[Stored data entries]
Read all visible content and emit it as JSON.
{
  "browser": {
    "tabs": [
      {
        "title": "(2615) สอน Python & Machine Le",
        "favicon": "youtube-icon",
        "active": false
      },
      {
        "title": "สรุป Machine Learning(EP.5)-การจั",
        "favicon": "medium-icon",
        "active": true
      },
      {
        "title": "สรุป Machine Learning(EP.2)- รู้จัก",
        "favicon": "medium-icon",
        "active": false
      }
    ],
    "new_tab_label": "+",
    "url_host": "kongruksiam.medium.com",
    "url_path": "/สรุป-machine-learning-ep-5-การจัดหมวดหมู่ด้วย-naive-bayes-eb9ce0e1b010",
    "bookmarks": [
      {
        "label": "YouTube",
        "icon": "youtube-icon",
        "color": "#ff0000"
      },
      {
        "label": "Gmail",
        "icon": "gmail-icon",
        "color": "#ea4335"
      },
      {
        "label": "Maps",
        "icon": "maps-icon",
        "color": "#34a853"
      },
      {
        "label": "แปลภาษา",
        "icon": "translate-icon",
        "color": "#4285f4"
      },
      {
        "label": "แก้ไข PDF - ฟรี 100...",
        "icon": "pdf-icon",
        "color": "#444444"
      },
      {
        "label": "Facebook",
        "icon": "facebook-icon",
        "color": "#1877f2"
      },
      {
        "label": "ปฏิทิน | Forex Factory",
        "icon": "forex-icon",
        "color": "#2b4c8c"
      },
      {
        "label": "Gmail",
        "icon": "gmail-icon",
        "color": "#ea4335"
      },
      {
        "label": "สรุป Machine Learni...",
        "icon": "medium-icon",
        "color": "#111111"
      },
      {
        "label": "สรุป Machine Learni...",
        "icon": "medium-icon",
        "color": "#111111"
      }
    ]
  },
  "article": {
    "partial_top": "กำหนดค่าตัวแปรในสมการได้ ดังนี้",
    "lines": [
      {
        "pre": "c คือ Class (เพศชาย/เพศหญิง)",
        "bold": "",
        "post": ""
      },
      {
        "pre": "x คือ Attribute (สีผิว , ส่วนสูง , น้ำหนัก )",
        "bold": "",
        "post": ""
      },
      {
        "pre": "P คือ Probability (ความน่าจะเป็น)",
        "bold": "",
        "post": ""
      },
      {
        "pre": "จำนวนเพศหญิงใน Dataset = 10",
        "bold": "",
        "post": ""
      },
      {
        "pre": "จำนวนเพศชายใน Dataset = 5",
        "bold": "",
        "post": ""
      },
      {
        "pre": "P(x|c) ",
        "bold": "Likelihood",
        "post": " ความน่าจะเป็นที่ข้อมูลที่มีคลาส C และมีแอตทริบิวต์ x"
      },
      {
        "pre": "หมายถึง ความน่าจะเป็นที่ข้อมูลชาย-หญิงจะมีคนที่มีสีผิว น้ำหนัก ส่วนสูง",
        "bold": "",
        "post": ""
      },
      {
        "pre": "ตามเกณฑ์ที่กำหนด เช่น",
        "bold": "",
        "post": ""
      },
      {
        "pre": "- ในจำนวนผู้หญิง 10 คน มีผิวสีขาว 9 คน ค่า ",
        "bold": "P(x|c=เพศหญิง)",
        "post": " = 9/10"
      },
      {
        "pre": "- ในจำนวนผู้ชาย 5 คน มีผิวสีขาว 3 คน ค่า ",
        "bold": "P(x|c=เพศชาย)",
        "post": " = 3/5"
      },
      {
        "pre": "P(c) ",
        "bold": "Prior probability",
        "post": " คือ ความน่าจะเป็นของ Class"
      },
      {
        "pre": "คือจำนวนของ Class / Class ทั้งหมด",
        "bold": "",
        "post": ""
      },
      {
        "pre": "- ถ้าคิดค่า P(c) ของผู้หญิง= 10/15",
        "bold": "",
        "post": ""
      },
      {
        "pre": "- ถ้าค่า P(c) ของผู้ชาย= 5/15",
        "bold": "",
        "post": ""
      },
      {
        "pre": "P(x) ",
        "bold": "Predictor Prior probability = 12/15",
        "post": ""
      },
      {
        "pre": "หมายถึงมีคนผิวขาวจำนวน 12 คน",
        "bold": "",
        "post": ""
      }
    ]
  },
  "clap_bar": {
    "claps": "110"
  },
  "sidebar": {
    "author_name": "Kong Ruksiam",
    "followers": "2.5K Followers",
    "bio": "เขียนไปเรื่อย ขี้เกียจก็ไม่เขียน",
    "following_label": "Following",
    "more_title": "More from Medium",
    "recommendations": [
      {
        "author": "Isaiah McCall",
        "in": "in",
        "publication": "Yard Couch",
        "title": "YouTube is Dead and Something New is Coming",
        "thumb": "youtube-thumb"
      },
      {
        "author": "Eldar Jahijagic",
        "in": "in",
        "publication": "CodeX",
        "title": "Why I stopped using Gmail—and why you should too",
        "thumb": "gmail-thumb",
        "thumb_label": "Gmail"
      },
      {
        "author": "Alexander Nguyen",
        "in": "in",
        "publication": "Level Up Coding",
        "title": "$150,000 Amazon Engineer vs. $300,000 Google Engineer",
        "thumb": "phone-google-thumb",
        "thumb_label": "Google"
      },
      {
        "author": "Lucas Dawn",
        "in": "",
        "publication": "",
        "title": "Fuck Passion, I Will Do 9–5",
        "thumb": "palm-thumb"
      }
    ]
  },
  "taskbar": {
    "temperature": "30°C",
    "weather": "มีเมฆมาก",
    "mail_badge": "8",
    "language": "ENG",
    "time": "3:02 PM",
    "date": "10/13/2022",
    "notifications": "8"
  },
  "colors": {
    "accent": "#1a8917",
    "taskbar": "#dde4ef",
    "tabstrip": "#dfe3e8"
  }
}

* **EXERCISE**
Tally up the lines with the word "ในจำนวนผ" in them, and answer with that number by itself.

* **EXERCISE RESULT**
2